Extracted data entries:
Begin
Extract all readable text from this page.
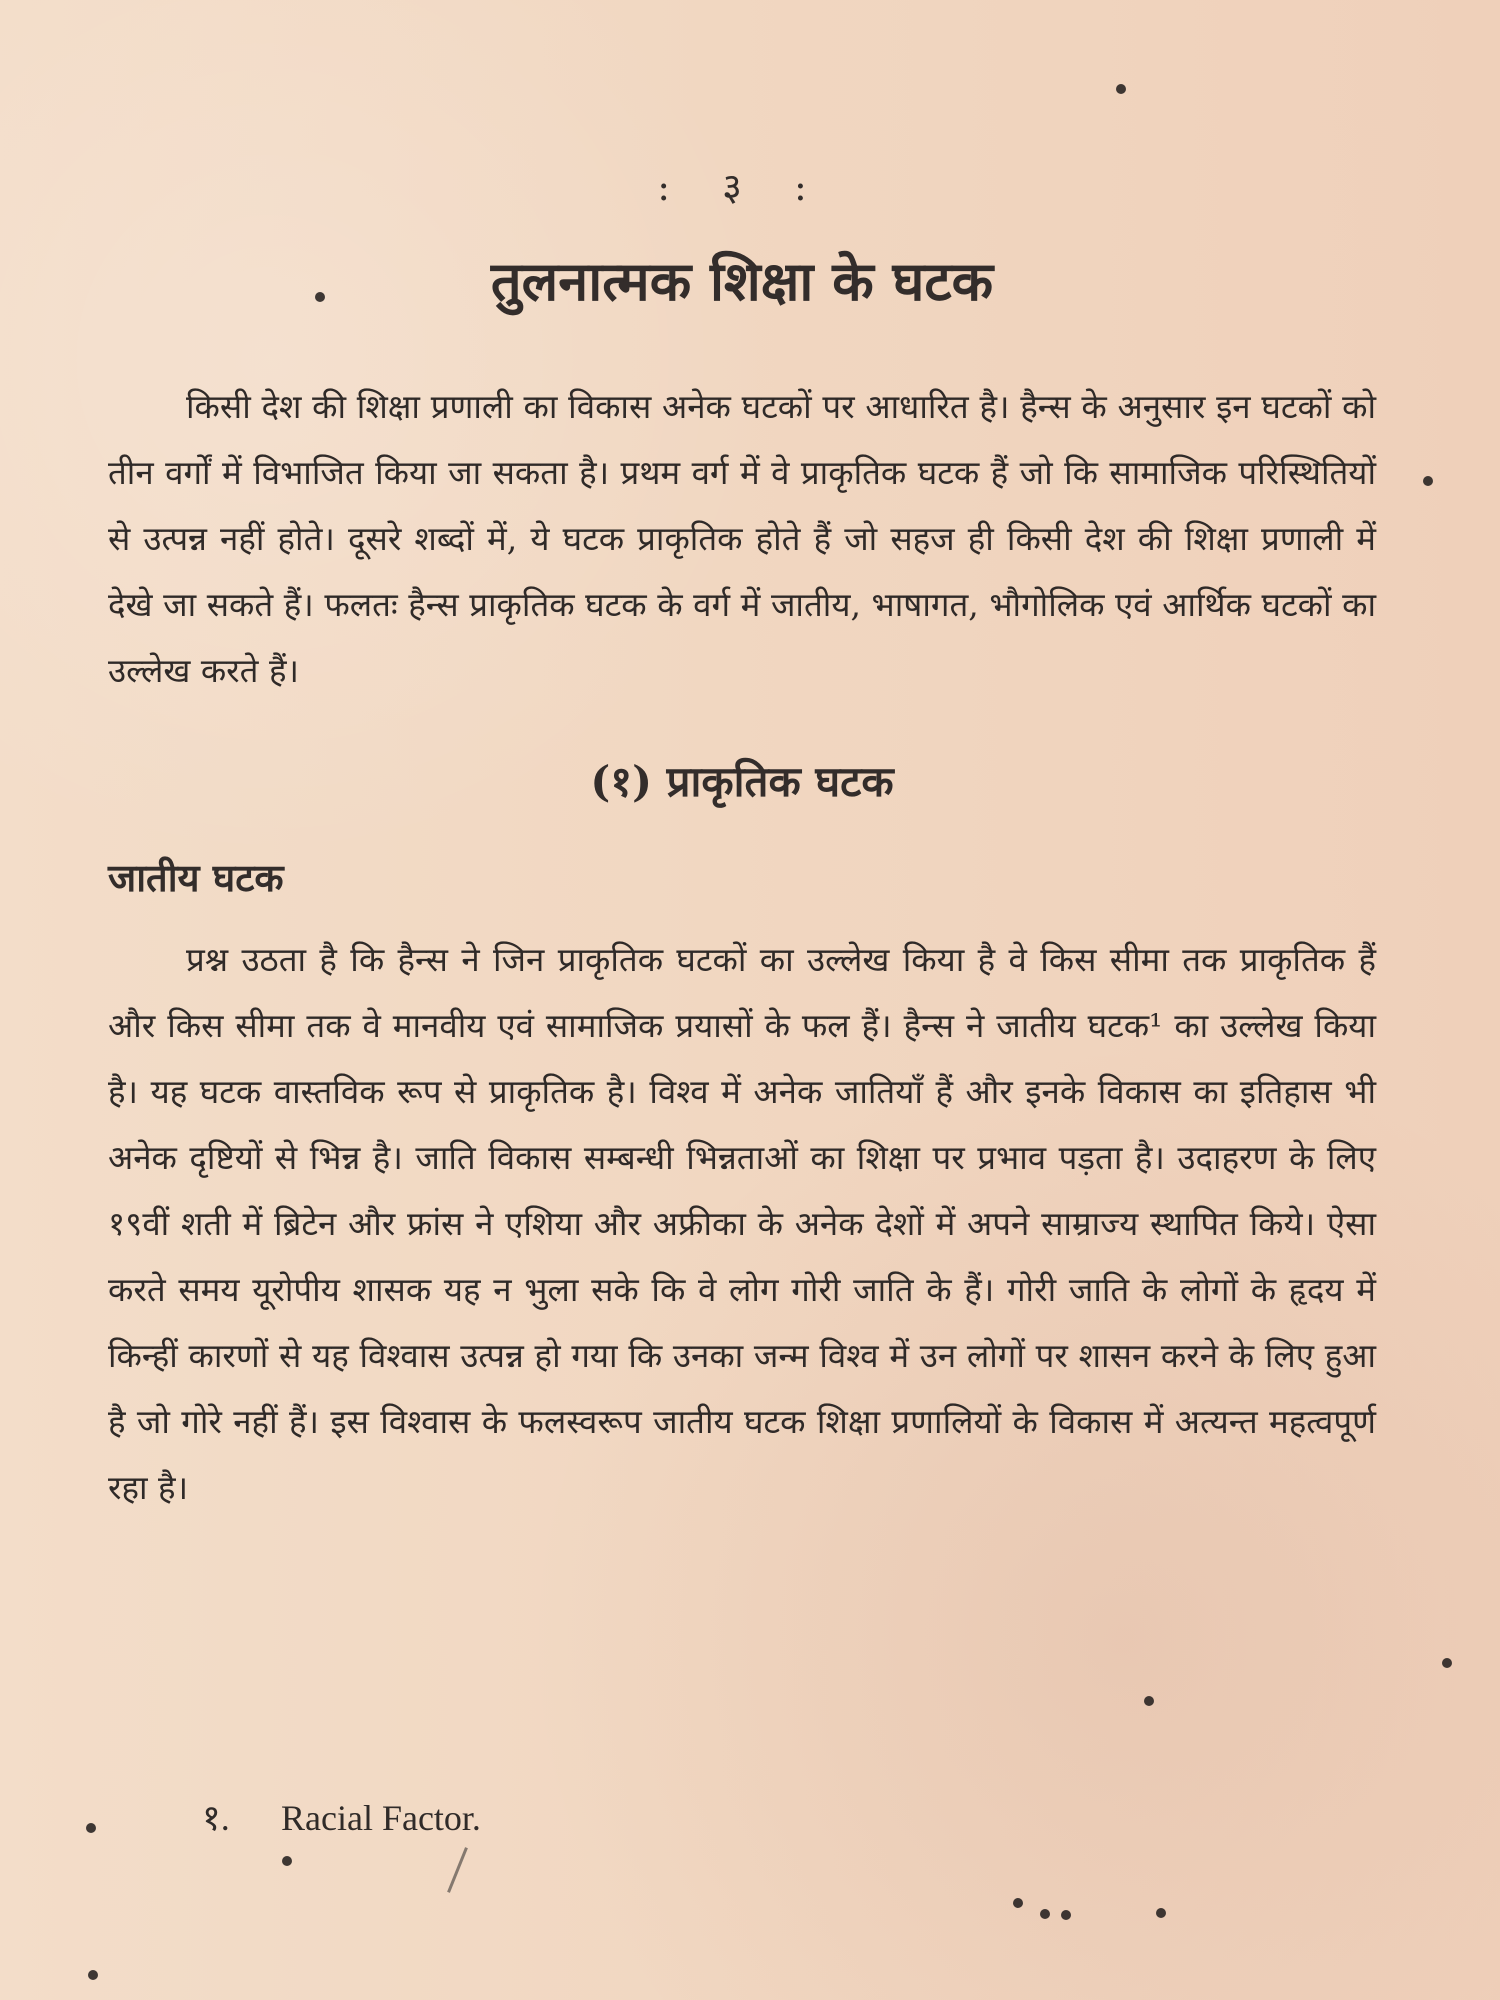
: ३ :
तुलनात्मक शिक्षा के घटक

किसी देश की शिक्षा प्रणाली का विकास अनेक घटकों पर आधारित है। हैन्स के अनुसार इन घटकों को तीन वर्गों में विभाजित किया जा सकता है। प्रथम वर्ग में वे प्राकृतिक घटक हैं जो कि सामाजिक परिस्थितियों से उत्पन्न नहीं होते। दूसरे शब्दों में, ये घटक प्राकृतिक होते हैं जो सहज ही किसी देश की शिक्षा प्रणाली में देखे जा सकते हैं। फलतः हैन्स प्राकृतिक घटक के वर्ग में जातीय, भाषागत, भौगोलिक एवं आर्थिक घटकों का उल्लेख करते हैं।

(१) प्राकृतिक घटक
जातीय घटक

प्रश्न उठता है कि हैन्स ने जिन प्राकृतिक घटकों का उल्लेख किया है वे किस सीमा तक प्राकृतिक हैं और किस सीमा तक वे मानवीय एवं सामाजिक प्रयासों के फल हैं। हैन्स ने जातीय घटक¹ का उल्लेख किया है। यह घटक वास्तविक रूप से प्राकृतिक है। विश्व में अनेक जातियाँ हैं और इनके विकास का इतिहास भी अनेक दृष्टियों से भिन्न है। जाति विकास सम्बन्धी भिन्नताओं का शिक्षा पर प्रभाव पड़ता है। उदाहरण के लिए १९वीं शती में ब्रिटेन और फ्रांस ने एशिया और अफ्रीका के अनेक देशों में अपने साम्राज्य स्थापित किये। ऐसा करते समय यूरोपीय शासक यह न भुला सके कि वे लोग गोरी जाति के हैं। गोरी जाति के लोगों के हृदय में किन्हीं कारणों से यह विश्वास उत्पन्न हो गया कि उनका जन्म विश्व में उन लोगों पर शासन करने के लिए हुआ है जो गोरे नहीं हैं। इस विश्वास के फलस्वरूप जातीय घटक शिक्षा प्रणालियों के विकास में अत्यन्त महत्वपूर्ण रहा है।

१. Racial Factor.
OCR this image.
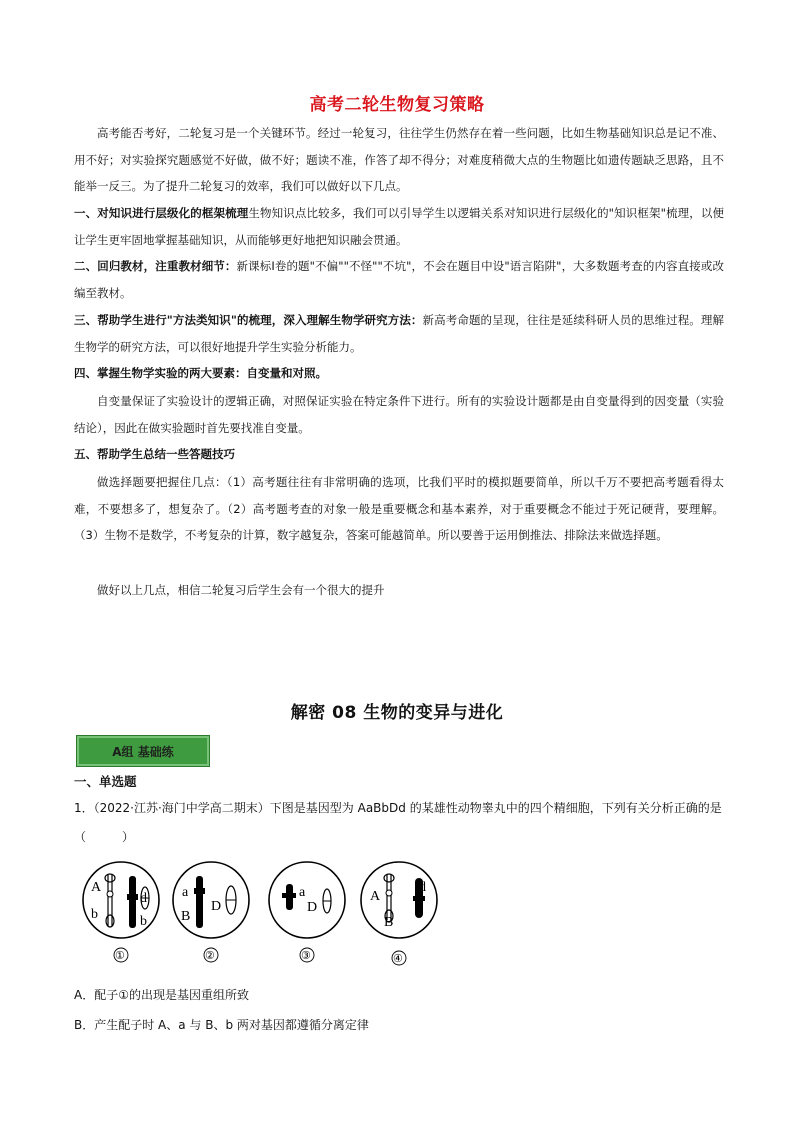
高考二轮生物复习策略

高考能否考好，二轮复习是一个关键环节。经过一轮复习，往往学生仍然存在着一些问题，比如生物基础知识总是记不准、用不好；对实验探究题感觉不好做，做不好；题读不准，作答了却不得分；对难度稍微大点的生物题比如遗传题缺乏思路，且不能举一反三。为了提升二轮复习的效率，我们可以做好以下几点。

一、对知识进行层级化的框架梳理生物知识点比较多，我们可以引导学生以逻辑关系对知识进行层级化的"知识框架"梳理，以便让学生更牢固地掌握基础知识，从而能够更好地把知识融会贯通。

二、回归教材，注重教材细节：新课标Ⅰ卷的题"不偏""不怪""不坑"，不会在题目中设"语言陷阱"，大多数题考查的内容直接或改编至教材。

三、帮助学生进行"方法类知识"的梳理，深入理解生物学研究方法：新高考命题的呈现，往往是延续科研人员的思维过程。理解生物学的研究方法，可以很好地提升学生实验分析能力。

四、掌握生物学实验的两大要素：自变量和对照。

自变量保证了实验设计的逻辑正确，对照保证实验在特定条件下进行。所有的实验设计题都是由自变量得到的因变量（实验结论），因此在做实验题时首先要找准自变量。

五、帮助学生总结一些答题技巧

做选择题要把握住几点：（1）高考题往往有非常明确的选项，比我们平时的模拟题要简单，所以千万不要把高考题看得太难，不要想多了，想复杂了。（2）高考题考查的对象一般是重要概念和基本素养，对于重要概念不能过于死记硬背，要理解。（3）生物不是数学，不考复杂的计算，数字越复杂，答案可能越简单。所以要善于运用倒推法、排除法来做选择题。

做好以上几点，相信二轮复习后学生会有一个很大的提升

解密 08 生物的变异与进化
A组 基础练
一、单选题

1．（2022·江苏·海门中学高二期末）下图是基因型为 AaBbDd 的某雄性动物睾丸中的四个精细胞，下列有关分析正确的是（　　　）

A
b
d
b
①
a
B
D
②
a
D
③
A
B
d
④
A．配子①的出现是基因重组所致
B．产生配子时 A、a 与 B、b 两对基因都遵循分离定律
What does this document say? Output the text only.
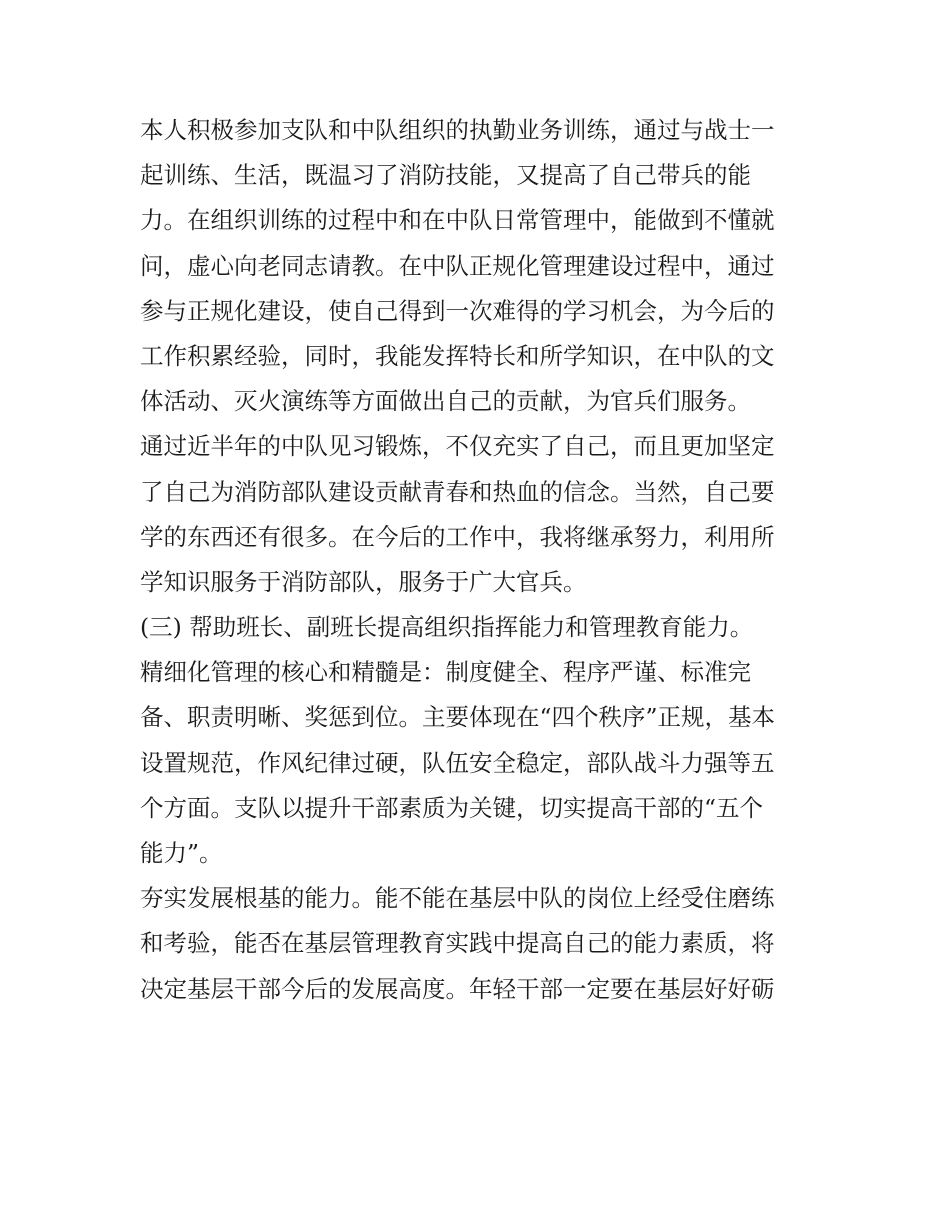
本人积极参加支队和中队组织的执勤业务训练，通过与战士一
起训练、生活，既温习了消防技能，又提高了自己带兵的能
力。在组织训练的过程中和在中队日常管理中，能做到不懂就
问，虚心向老同志请教。在中队正规化管理建设过程中，通过
参与正规化建设，使自己得到一次难得的学习机会，为今后的
工作积累经验，同时，我能发挥特长和所学知识，在中队的文
体活动、灭火演练等方面做出自己的贡献，为官兵们服务。
通过近半年的中队见习锻炼，不仅充实了自己，而且更加坚定
了自己为消防部队建设贡献青春和热血的信念。当然，自己要
学的东西还有很多。在今后的工作中，我将继承努力，利用所
学知识服务于消防部队，服务于广大官兵。
(三) 帮助班长、副班长提高组织指挥能力和管理教育能力。
精细化管理的核心和精髓是：制度健全、程序严谨、标准完
备、职责明晰、奖惩到位。主要体现在“四个秩序”正规，基本
设置规范，作风纪律过硬，队伍安全稳定，部队战斗力强等五
个方面。支队以提升干部素质为关键，切实提高干部的“五个
能力”。
夯实发展根基的能力。能不能在基层中队的岗位上经受住磨练
和考验，能否在基层管理教育实践中提高自己的能力素质，将
决定基层干部今后的发展高度。年轻干部一定要在基层好好砺
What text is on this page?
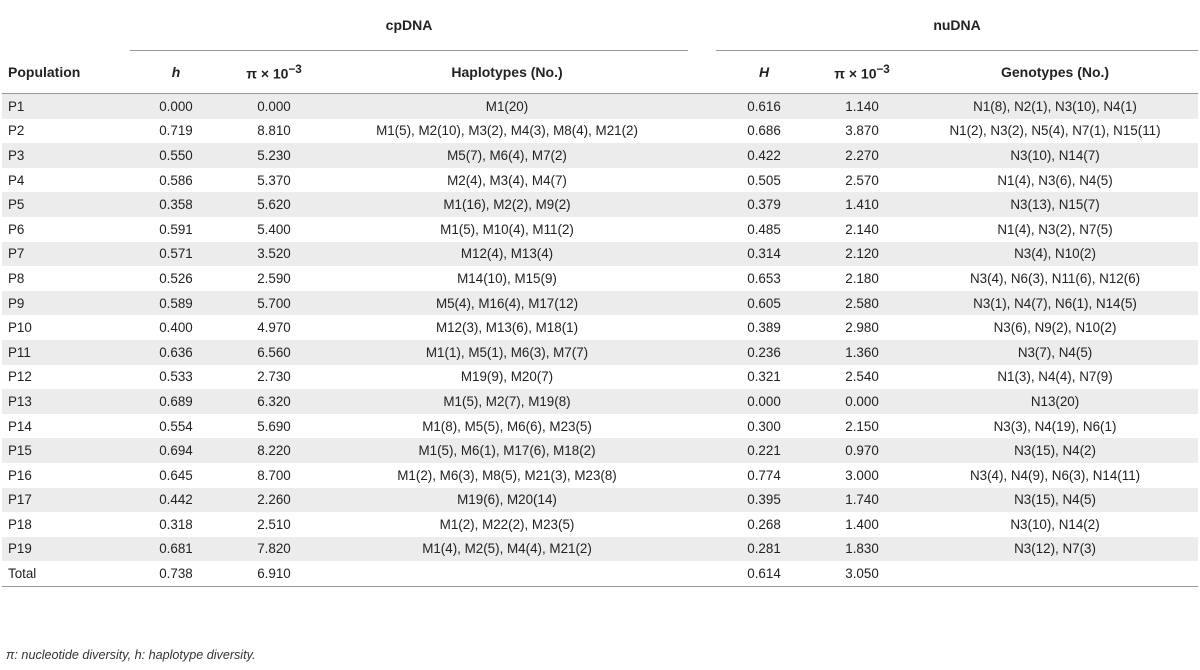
	cpDNA				nuDNA		

Population	h	$\pi \times 10^{-3}$	Haplotypes (No.)		H	$\pi \times 10^{-3}$	Genotypes (No.)
P1	0.000	0.000	M1(20)		0.616	1.140	N1(8), N2(1), N3(10), N4(1)
P2	0.719	8.810	M1(5), M2(10), M3(2), M4(3), M8(4), M21(2)		0.686	3.870	N1(2), N3(2), N5(4), N7(1), N15(11)
P3	0.550	5.230	M5(7), M6(4), M7(2)		0.422	2.270	N3(10), N14(7)
P4	0.586	5.370	M2(4), M3(4), M4(7)		0.505	2.570	N1(4), N3(6), N4(5)
P5	0.358	5.620	M1(16), M2(2), M9(2)		0.379	1.410	N3(13), N15(7)
P6	0.591	5.400	M1(5), M10(4), M11(2)		0.485	2.140	N1(4), N3(2), N7(5)
P7	0.571	3.520	M12(4), M13(4)		0.314	2.120	N3(4), N10(2)
P8	0.526	2.590	M14(10), M15(9)		0.653	2.180	N3(4), N6(3), N11(6), N12(6)
P9	0.589	5.700	M5(4), M16(4), M17(12)		0.605	2.580	N3(1), N4(7), N6(1), N14(5)
P10	0.400	4.970	M12(3), M13(6), M18(1)		0.389	2.980	N3(6), N9(2), N10(2)
P11	0.636	6.560	M1(1), M5(1), M6(3), M7(7)		0.236	1.360	N3(7), N4(5)
P12	0.533	2.730	M19(9), M20(7)		0.321	2.540	N1(3), N4(4), N7(9)
P13	0.689	6.320	M1(5), M2(7), M19(8)		0.000	0.000	N13(20)
P14	0.554	5.690	M1(8), M5(5), M6(6), M23(5)		0.300	2.150	N3(3), N4(19), N6(1)
P15	0.694	8.220	M1(5), M6(1), M17(6), M18(2)		0.221	0.970	N3(15), N4(2)
P16	0.645	8.700	M1(2), M6(3), M8(5), M21(3), M23(8)		0.774	3.000	N3(4), N4(9), N6(3), N14(11)
P17	0.442	2.260	M19(6), M20(14)		0.395	1.740	N3(15), N4(5)
P18	0.318	2.510	M1(2), M22(2), M23(5)		0.268	1.400	N3(10), N14(2)
P19	0.681	7.820	M1(4), M2(5), M4(4), M21(2)		0.281	1.830	N3(12), N7(3)
Total	0.738	6.910			0.614	3.050	
π: nucleotide diversity, h: haplotype diversity.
End
## PROBLEM REQUIREMENTS
Copy every line of the data that holds the string "What".

## SOLUTION FOR THIS PROBLEM
What does this document say? Output the text only.
What text is on this page?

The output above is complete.